WHAT IS BEING ASKED
Across the material below, how many lines contain the word "this"? Give only the number.

DATA
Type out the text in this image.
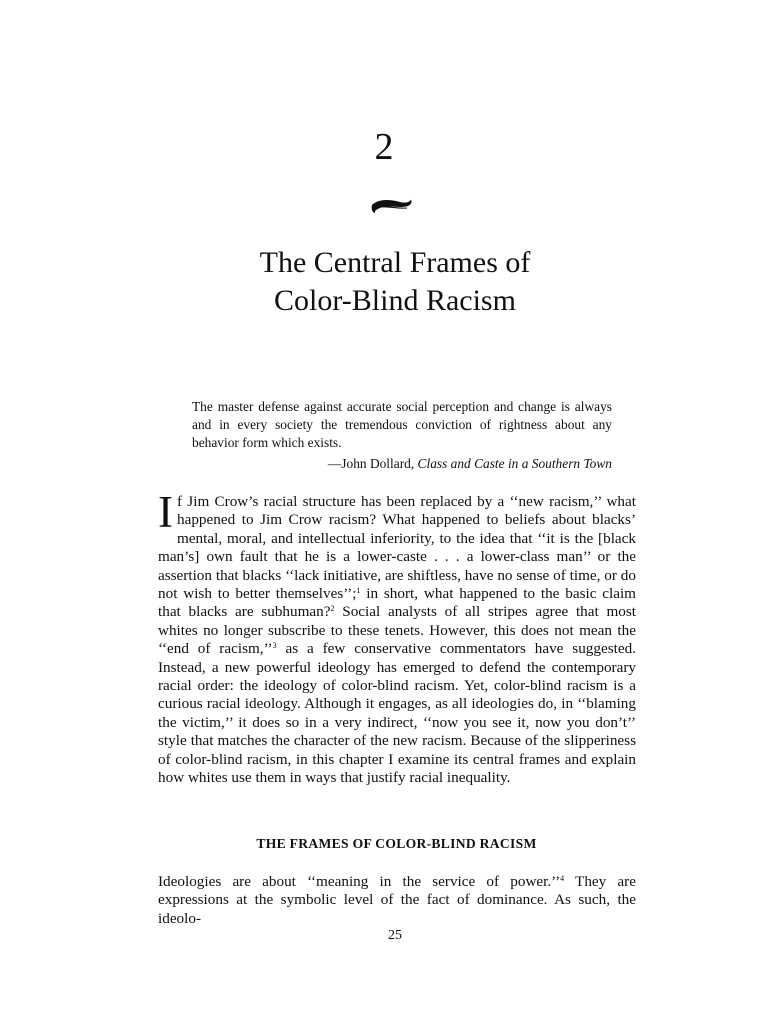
2
The Central Frames of
Color-Blind Racism
The master defense against accurate social perception and change is always and in every society the tremendous conviction of rightness about any behavior form which exists.
—John Dollard, Class and Caste in a Southern Town
If Jim Crow’s racial structure has been replaced by a ‘‘new racism,’’ what happened to Jim Crow racism? What happened to beliefs about blacks’ mental, moral, and intellectual inferiority, to the idea that ‘‘it is the [black man’s] own fault that he is a lower-caste . . . a lower-class man’’ or the assertion that blacks ‘‘lack initiative, are shiftless, have no sense of time, or do not wish to better themselves’’;$^1$ in short, what happened to the basic claim that blacks are subhuman?$^2$ Social analysts of all stripes agree that most whites no longer subscribe to these tenets. However, this does not mean the ‘‘end of racism,’’$^3$ as a few conservative commentators have suggested. Instead, a new powerful ideology has emerged to defend the contemporary racial order: the ideology of color-blind racism. Yet, color-blind racism is a curious racial ideology. Although it engages, as all ideologies do, in ‘‘blaming the victim,’’ it does so in a very indirect, ‘‘now you see it, now you don’t’’ style that matches the character of the new racism. Because of the slipperiness of color-blind racism, in this chapter I examine its central frames and explain how whites use them in ways that justify racial inequality.
THE FRAMES OF COLOR-BLIND RACISM
Ideologies are about ‘‘meaning in the service of power.’’$^4$ They are expressions at the symbolic level of the fact of dominance. As such, the ideolo-
25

RESPONSE
2